DIRECTIVE -
Pull out all lines from the listing below in which the word "dddddd" appears.

MATERIAL PROVIDED -
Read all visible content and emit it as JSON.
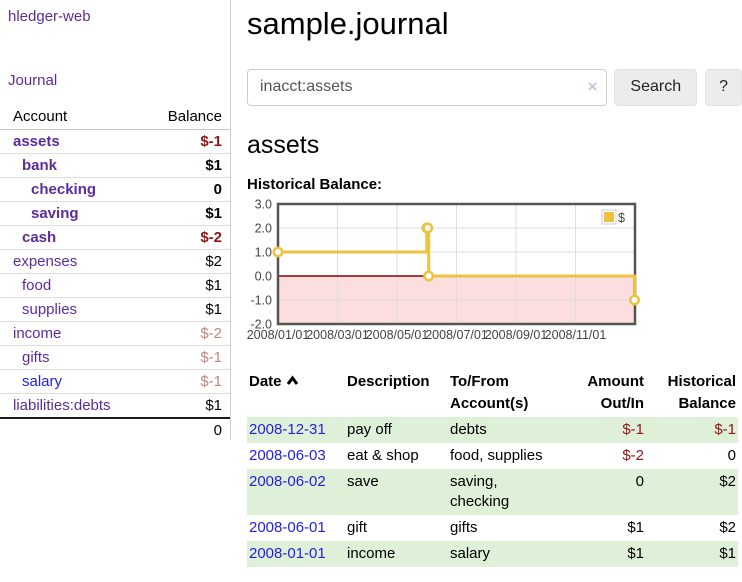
{
  "colors": {
    "purple_link": "#5b2d9b",
    "blue_link": "#2222dd",
    "negative": "#8f1515",
    "negative_light": "#c48282",
    "row_shade_green": "#dff0d8",
    "button_bg": "#ececec",
    "chart_line": "#edc240",
    "chart_negative_region": "#fcdede",
    "chart_zero_line": "#8b0000",
    "chart_border": "#545454",
    "chart_grid": "#dddddd"
  },
  "sidebar": {
    "brand": "hledger-web",
    "journal_link": "Journal",
    "accounts_table": {
      "headers": {
        "account": "Account",
        "balance": "Balance"
      },
      "rows": [
        {
          "name": "assets",
          "depth": 0,
          "bold": true,
          "link_color": "purple",
          "balance": "$-1",
          "balance_class": "neg"
        },
        {
          "name": "bank",
          "depth": 1,
          "bold": true,
          "link_color": "purple",
          "balance": "$1",
          "balance_class": ""
        },
        {
          "name": "checking",
          "depth": 2,
          "bold": true,
          "link_color": "purple",
          "balance": "0",
          "balance_class": ""
        },
        {
          "name": "saving",
          "depth": 2,
          "bold": true,
          "link_color": "purple",
          "balance": "$1",
          "balance_class": ""
        },
        {
          "name": "cash",
          "depth": 1,
          "bold": true,
          "link_color": "purple",
          "balance": "$-2",
          "balance_class": "neg"
        },
        {
          "name": "expenses",
          "depth": 0,
          "bold": false,
          "link_color": "purple",
          "balance": "$2",
          "balance_class": ""
        },
        {
          "name": "food",
          "depth": 1,
          "bold": false,
          "link_color": "purple",
          "balance": "$1",
          "balance_class": ""
        },
        {
          "name": "supplies",
          "depth": 1,
          "bold": false,
          "link_color": "purple",
          "balance": "$1",
          "balance_class": ""
        },
        {
          "name": "income",
          "depth": 0,
          "bold": false,
          "link_color": "purple",
          "balance": "$-2",
          "balance_class": "neg-light"
        },
        {
          "name": "gifts",
          "depth": 1,
          "bold": false,
          "link_color": "purple",
          "balance": "$-1",
          "balance_class": "neg-light"
        },
        {
          "name": "salary",
          "depth": 1,
          "bold": false,
          "link_color": "blue",
          "balance": "$-1",
          "balance_class": "neg-light"
        },
        {
          "name": "liabilities:debts",
          "depth": 0,
          "bold": false,
          "link_color": "purple",
          "balance": "$1",
          "balance_class": ""
        }
      ],
      "total": "0"
    }
  },
  "header": {
    "title": "sample.journal"
  },
  "search": {
    "value": "inacct:assets",
    "clear_icon": "×",
    "search_button": "Search",
    "help_button": "?"
  },
  "account_page": {
    "heading": "assets",
    "chart_heading": "Historical Balance:"
  },
  "chart_data": {
    "type": "line",
    "step": true,
    "title": "Historical Balance:",
    "series": [
      {
        "name": "$",
        "color": "#edc240",
        "points": [
          {
            "x": "2008-01-01",
            "y": 1
          },
          {
            "x": "2008-06-01",
            "y": 2
          },
          {
            "x": "2008-06-02",
            "y": 2
          },
          {
            "x": "2008-06-03",
            "y": 0
          },
          {
            "x": "2008-12-31",
            "y": -1
          }
        ]
      }
    ],
    "x_ticks": [
      "2008/01/01",
      "2008/03/01",
      "2008/05/01",
      "2008/07/01",
      "2008/09/01",
      "2008/11/01"
    ],
    "y_ticks": [
      3.0,
      2.0,
      1.0,
      0.0,
      -1.0,
      -2.0
    ],
    "ylim": [
      -2,
      3
    ],
    "xlim_months": [
      0,
      12
    ],
    "grid": true,
    "legend_position": "top-right",
    "negative_region_color": "#fcdede",
    "zero_line_color": "#8b0000",
    "grid_color": "#dddddd",
    "border_color": "#545454"
  },
  "register": {
    "headers": {
      "date": "Date",
      "description": "Description",
      "accounts": "To/From Account(s)",
      "amount": "Amount Out/In",
      "balance": "Historical Balance"
    },
    "rows": [
      {
        "date": "2008-12-31",
        "description": "pay off",
        "accounts": "debts",
        "amount": "$-1",
        "amount_neg": true,
        "balance": "$-1",
        "balance_neg": true,
        "shaded": true
      },
      {
        "date": "2008-06-03",
        "description": "eat & shop",
        "accounts": "food, supplies",
        "amount": "$-2",
        "amount_neg": true,
        "balance": "0",
        "balance_neg": false,
        "shaded": false
      },
      {
        "date": "2008-06-02",
        "description": "save",
        "accounts": "saving,\nchecking",
        "amount": "0",
        "amount_neg": false,
        "balance": "$2",
        "balance_neg": false,
        "shaded": true
      },
      {
        "date": "2008-06-01",
        "description": "gift",
        "accounts": "gifts",
        "amount": "$1",
        "amount_neg": false,
        "balance": "$2",
        "balance_neg": false,
        "shaded": false
      },
      {
        "date": "2008-01-01",
        "description": "income",
        "accounts": "salary",
        "amount": "$1",
        "amount_neg": false,
        "balance": "$1",
        "balance_neg": false,
        "shaded": true
      }
    ]
  }
}
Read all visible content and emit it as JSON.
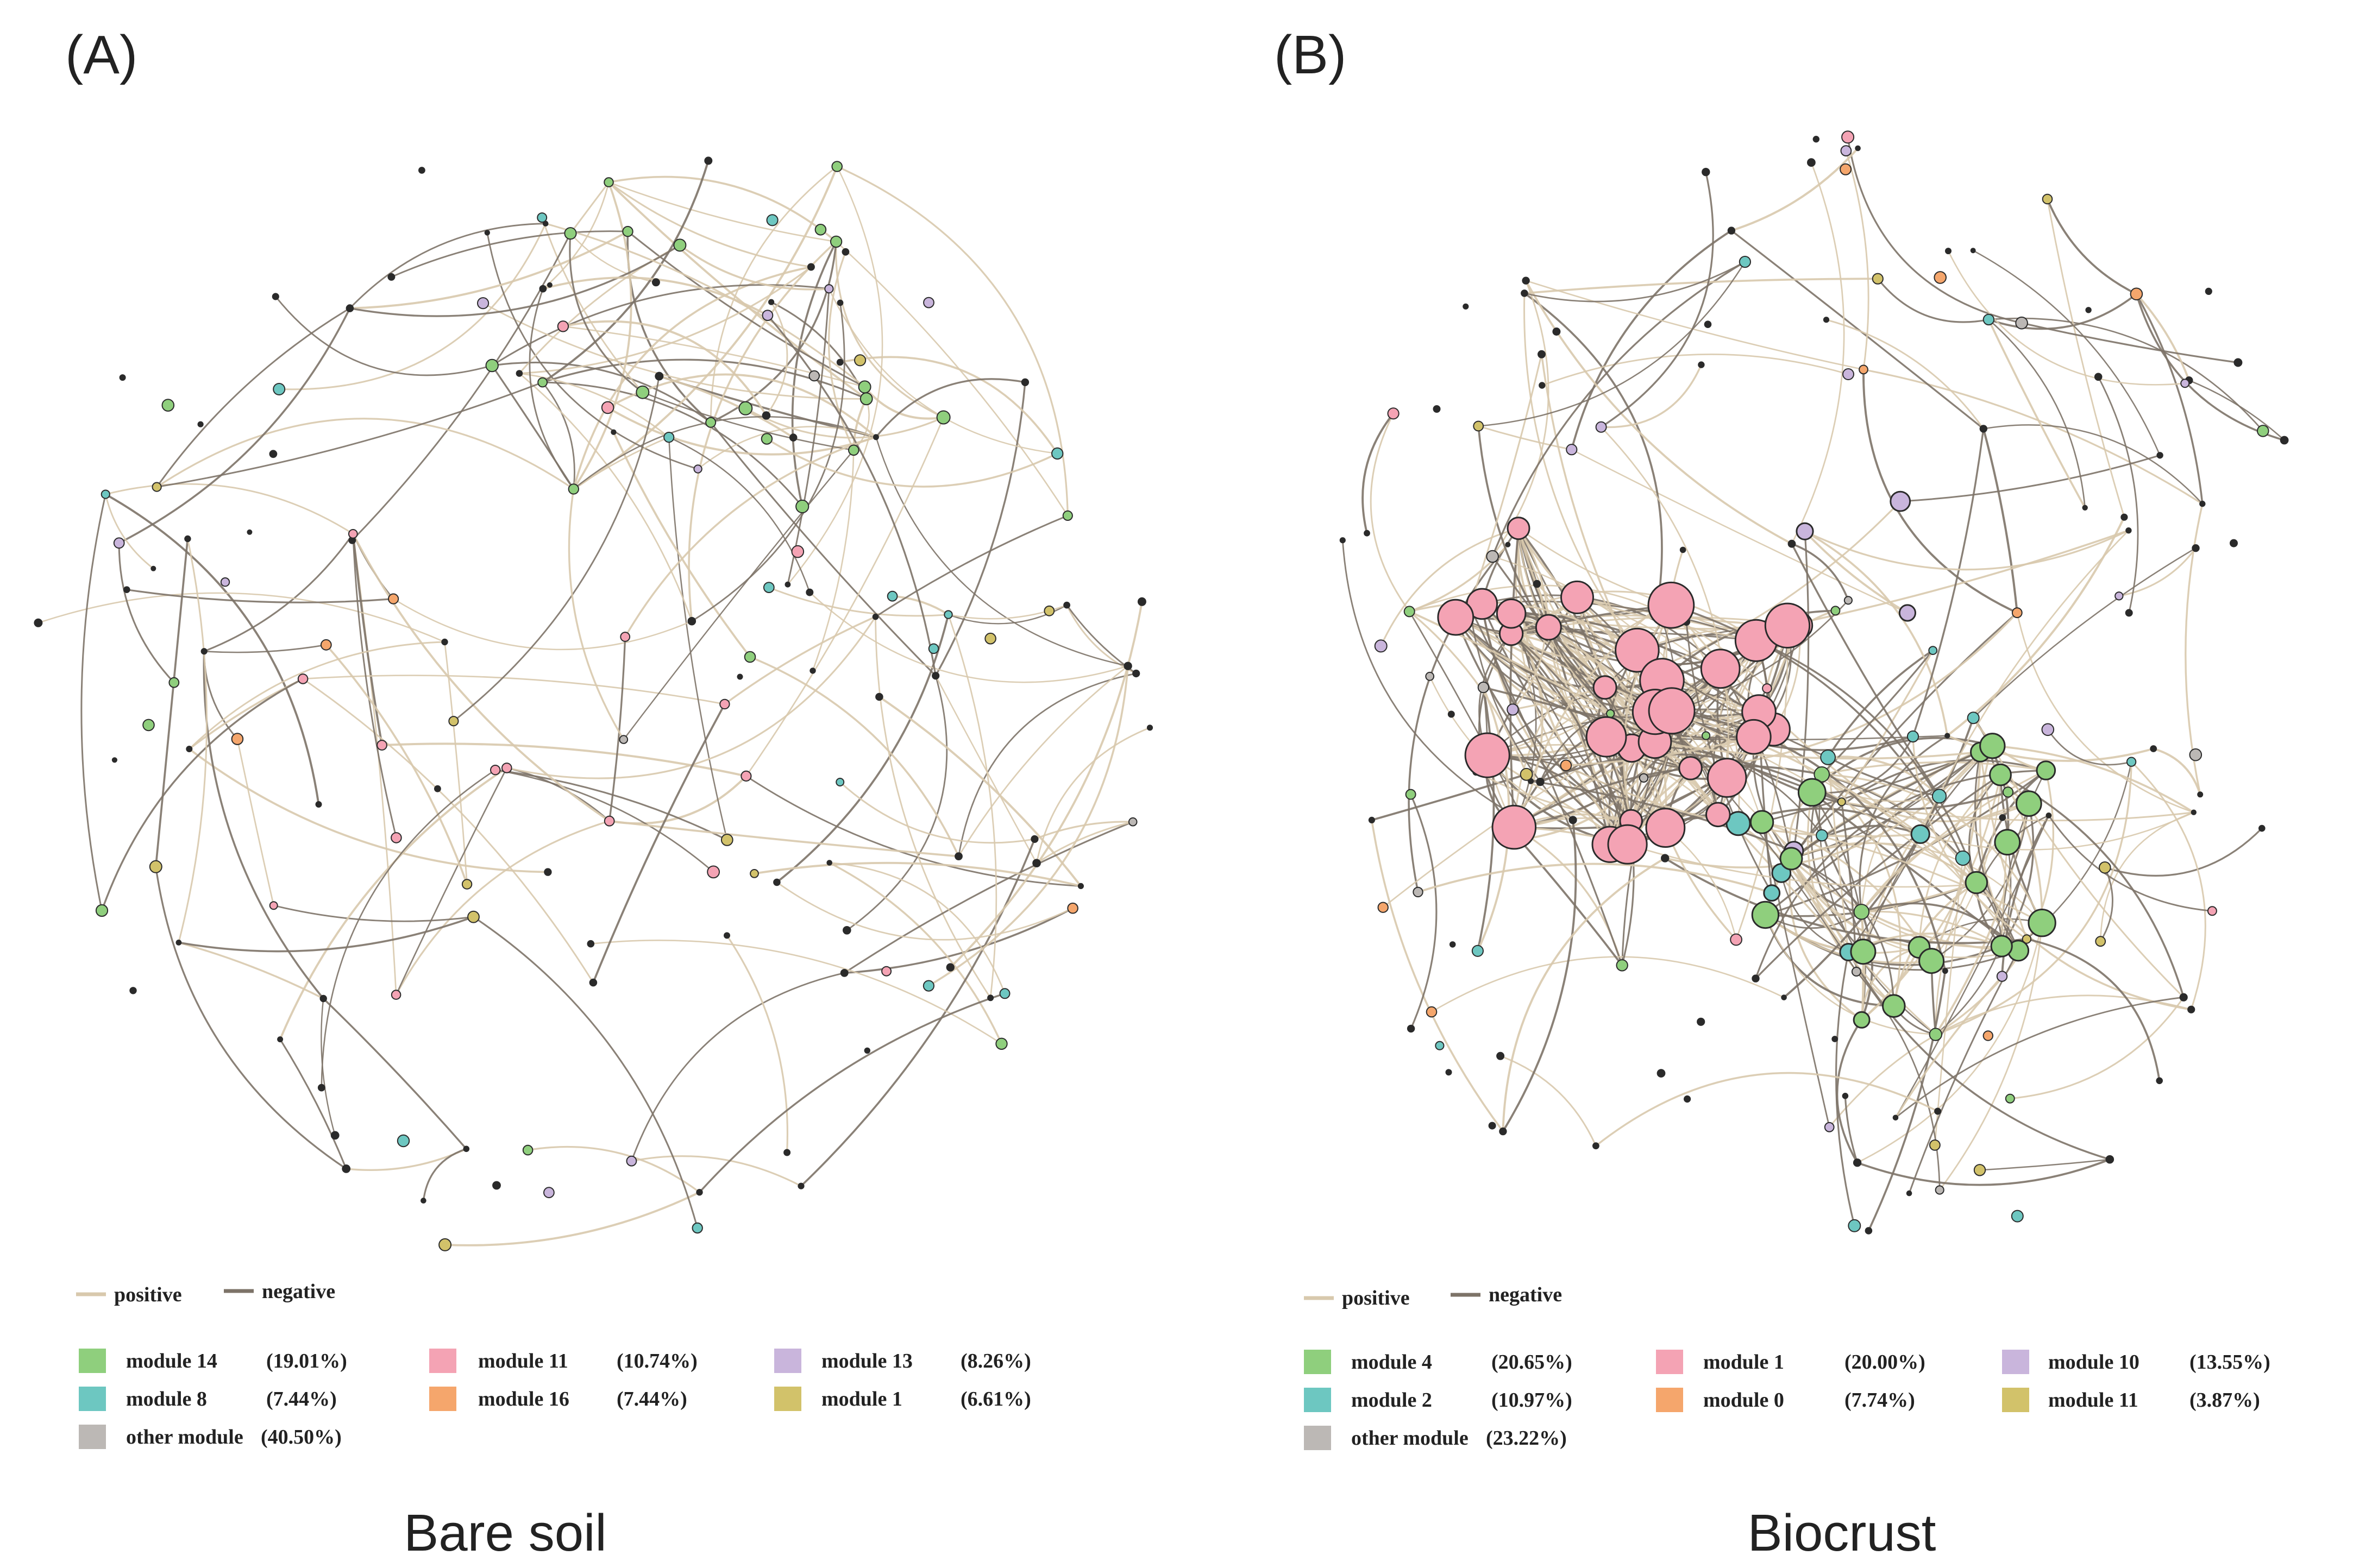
{
  "panels": [
    {
      "id": "A",
      "letter": "(A)",
      "caption": "Bare soil",
      "edge_legend": {
        "positive": "positive",
        "negative": "negative"
      },
      "modules": [
        {
          "name": "module 14",
          "pct": "(19.01%)",
          "color": "#8fcf7d"
        },
        {
          "name": "module 11",
          "pct": "(10.74%)",
          "color": "#f4a3b4"
        },
        {
          "name": "module 13",
          "pct": "(8.26%)",
          "color": "#c9b5dc"
        },
        {
          "name": "module 8",
          "pct": "(7.44%)",
          "color": "#6dc7c1"
        },
        {
          "name": "module 16",
          "pct": "(7.44%)",
          "color": "#f5a66c"
        },
        {
          "name": "module 1",
          "pct": "(6.61%)",
          "color": "#d2c26a"
        },
        {
          "name": "other module",
          "pct": "(40.50%)",
          "color": "#bcb8b5"
        }
      ]
    },
    {
      "id": "B",
      "letter": "(B)",
      "caption": "Biocrust",
      "edge_legend": {
        "positive": "positive",
        "negative": "negative"
      },
      "modules": [
        {
          "name": "module 4",
          "pct": "(20.65%)",
          "color": "#8fcf7d"
        },
        {
          "name": "module 1",
          "pct": "(20.00%)",
          "color": "#f4a3b4"
        },
        {
          "name": "module 10",
          "pct": "(13.55%)",
          "color": "#c9b5dc"
        },
        {
          "name": "module 2",
          "pct": "(10.97%)",
          "color": "#6dc7c1"
        },
        {
          "name": "module 0",
          "pct": "(7.74%)",
          "color": "#f5a66c"
        },
        {
          "name": "module 11",
          "pct": "(3.87%)",
          "color": "#d2c26a"
        },
        {
          "name": "other module",
          "pct": "(23.22%)",
          "color": "#bcb8b5"
        }
      ]
    }
  ],
  "edge_colors": {
    "positive": "#d8c9ad",
    "negative": "#7d7368"
  },
  "node_outline": "#2b2b2b"
}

WRITTEN ANSWER -
    "chart_grid": "#dddddd"
    "grid_color": "#dddddd",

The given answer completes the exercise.